==== Entries provided ====

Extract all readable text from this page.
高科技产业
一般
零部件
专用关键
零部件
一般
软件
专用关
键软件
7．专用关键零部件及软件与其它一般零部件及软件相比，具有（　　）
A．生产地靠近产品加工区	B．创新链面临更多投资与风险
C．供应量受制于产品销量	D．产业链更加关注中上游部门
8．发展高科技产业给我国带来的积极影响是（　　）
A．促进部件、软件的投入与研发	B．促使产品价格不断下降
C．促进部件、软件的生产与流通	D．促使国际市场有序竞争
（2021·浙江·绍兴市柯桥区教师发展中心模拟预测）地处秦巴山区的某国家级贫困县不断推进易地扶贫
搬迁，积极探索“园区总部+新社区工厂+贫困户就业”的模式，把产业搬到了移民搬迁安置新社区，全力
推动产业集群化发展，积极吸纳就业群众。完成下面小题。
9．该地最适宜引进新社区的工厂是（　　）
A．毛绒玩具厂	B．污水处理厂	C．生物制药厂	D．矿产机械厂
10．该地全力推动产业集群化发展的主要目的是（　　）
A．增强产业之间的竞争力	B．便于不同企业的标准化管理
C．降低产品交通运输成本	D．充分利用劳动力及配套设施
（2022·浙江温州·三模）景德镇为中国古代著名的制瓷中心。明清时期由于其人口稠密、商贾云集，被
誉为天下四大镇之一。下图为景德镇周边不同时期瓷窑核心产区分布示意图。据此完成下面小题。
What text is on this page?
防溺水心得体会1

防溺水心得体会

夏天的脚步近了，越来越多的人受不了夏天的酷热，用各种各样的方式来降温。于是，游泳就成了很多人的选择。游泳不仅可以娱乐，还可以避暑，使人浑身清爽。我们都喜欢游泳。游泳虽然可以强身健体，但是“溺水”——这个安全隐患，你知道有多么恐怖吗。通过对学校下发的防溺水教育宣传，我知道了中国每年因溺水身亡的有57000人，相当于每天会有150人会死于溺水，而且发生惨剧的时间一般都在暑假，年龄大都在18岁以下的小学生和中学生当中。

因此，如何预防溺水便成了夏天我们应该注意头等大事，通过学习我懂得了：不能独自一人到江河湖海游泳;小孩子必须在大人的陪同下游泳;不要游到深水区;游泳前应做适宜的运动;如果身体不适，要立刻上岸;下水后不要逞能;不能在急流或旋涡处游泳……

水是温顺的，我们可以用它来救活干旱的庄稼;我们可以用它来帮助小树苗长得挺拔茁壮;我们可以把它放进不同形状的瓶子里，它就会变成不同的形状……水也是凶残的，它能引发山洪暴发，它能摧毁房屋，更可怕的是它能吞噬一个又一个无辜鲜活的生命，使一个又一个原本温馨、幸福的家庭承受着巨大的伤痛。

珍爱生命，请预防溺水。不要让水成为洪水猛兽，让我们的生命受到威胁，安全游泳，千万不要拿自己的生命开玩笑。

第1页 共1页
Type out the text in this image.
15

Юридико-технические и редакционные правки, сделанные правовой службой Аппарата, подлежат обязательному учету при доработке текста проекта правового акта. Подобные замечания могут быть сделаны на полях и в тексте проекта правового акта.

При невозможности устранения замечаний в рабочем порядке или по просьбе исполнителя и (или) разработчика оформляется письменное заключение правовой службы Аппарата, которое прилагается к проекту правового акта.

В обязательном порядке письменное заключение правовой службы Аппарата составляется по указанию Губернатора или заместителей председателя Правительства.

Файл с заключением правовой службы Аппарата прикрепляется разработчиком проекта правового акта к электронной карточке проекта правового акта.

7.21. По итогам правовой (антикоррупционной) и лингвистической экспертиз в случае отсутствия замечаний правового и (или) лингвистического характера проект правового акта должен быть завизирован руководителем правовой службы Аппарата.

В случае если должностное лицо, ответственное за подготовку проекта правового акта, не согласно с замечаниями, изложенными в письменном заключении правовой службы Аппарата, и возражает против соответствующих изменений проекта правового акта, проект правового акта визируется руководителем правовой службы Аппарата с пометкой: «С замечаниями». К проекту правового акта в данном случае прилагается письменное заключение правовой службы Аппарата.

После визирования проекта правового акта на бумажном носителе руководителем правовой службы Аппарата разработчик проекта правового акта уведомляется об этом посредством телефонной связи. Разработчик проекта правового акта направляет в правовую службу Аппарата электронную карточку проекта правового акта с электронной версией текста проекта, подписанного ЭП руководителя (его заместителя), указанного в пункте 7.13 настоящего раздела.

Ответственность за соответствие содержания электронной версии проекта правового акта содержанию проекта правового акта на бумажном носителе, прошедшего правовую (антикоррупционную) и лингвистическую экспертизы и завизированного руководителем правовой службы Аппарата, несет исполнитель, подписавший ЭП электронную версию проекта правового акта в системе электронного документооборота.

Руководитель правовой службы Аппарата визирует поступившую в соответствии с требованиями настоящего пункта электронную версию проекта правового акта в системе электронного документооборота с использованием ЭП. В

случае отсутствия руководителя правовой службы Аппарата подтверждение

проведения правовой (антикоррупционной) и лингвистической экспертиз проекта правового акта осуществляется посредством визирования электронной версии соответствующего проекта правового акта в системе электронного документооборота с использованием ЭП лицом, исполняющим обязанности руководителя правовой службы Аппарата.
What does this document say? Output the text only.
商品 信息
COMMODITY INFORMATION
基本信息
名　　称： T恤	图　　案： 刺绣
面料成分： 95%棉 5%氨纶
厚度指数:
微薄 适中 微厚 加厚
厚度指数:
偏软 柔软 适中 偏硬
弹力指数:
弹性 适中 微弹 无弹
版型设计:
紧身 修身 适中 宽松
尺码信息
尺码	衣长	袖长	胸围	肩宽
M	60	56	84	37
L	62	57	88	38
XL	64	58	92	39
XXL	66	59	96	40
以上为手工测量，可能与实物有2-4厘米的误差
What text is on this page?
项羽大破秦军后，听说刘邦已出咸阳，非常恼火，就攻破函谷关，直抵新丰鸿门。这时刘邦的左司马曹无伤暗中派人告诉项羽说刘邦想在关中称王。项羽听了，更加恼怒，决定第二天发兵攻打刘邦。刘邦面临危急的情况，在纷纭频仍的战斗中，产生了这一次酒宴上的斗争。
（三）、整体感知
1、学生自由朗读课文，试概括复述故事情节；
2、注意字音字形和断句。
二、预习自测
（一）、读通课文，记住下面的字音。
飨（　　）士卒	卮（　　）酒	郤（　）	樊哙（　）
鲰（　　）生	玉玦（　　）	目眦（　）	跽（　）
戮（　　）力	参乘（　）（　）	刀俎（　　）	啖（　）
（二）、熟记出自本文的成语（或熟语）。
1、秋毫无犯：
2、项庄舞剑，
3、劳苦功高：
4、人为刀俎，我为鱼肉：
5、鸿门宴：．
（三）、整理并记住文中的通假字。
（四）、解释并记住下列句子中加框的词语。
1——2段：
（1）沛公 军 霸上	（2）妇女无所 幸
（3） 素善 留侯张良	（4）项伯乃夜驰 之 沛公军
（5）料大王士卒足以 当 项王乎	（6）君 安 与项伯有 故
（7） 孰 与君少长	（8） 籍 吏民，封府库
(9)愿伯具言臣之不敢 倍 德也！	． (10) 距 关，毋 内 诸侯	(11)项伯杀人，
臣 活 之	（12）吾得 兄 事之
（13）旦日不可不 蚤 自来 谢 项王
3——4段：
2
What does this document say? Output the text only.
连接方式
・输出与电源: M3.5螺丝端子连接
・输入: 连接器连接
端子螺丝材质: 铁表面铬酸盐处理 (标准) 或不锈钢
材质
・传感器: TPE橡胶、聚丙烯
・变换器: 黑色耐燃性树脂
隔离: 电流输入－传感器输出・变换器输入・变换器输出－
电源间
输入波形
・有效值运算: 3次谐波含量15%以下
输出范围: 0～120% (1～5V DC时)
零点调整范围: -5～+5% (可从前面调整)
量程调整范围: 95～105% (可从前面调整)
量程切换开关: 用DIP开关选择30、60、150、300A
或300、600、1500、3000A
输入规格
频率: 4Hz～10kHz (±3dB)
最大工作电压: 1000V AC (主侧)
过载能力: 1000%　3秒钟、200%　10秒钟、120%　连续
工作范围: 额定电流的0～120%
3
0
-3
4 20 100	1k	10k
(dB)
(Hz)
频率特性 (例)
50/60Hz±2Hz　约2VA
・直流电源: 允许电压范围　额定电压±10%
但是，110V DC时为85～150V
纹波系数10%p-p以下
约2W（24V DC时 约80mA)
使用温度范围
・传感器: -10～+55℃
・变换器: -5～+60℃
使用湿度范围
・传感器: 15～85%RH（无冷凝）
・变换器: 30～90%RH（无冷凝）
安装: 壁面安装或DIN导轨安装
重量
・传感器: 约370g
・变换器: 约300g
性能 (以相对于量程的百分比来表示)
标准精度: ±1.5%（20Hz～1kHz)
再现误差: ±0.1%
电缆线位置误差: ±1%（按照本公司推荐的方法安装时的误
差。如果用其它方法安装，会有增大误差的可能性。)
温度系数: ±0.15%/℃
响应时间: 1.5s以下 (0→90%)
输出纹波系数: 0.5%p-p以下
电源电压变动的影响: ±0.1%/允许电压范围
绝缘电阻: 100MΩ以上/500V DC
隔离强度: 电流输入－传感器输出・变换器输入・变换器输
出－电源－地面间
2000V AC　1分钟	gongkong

====

From the data above, gather every line that includes the word "версию".

• **Solution to this task**
Ответственность за соответствие содержания электронной версии проекта правового акта содержанию проекта правового акта на бумажном носителе, прошедшего правовую (антикоррупционную) и лингвистическую экспертизы и завизированного руководителем правовой службы Аппарата, несет исполнитель, подписавший ЭП электронную версию проекта правового акта в системе электронного документооборота.
Руководитель правовой службы Аппарата визирует поступившую в соответствии с требованиями настоящего пункта электронную версию проекта правового акта в системе электронного документооборота с использованием ЭП. В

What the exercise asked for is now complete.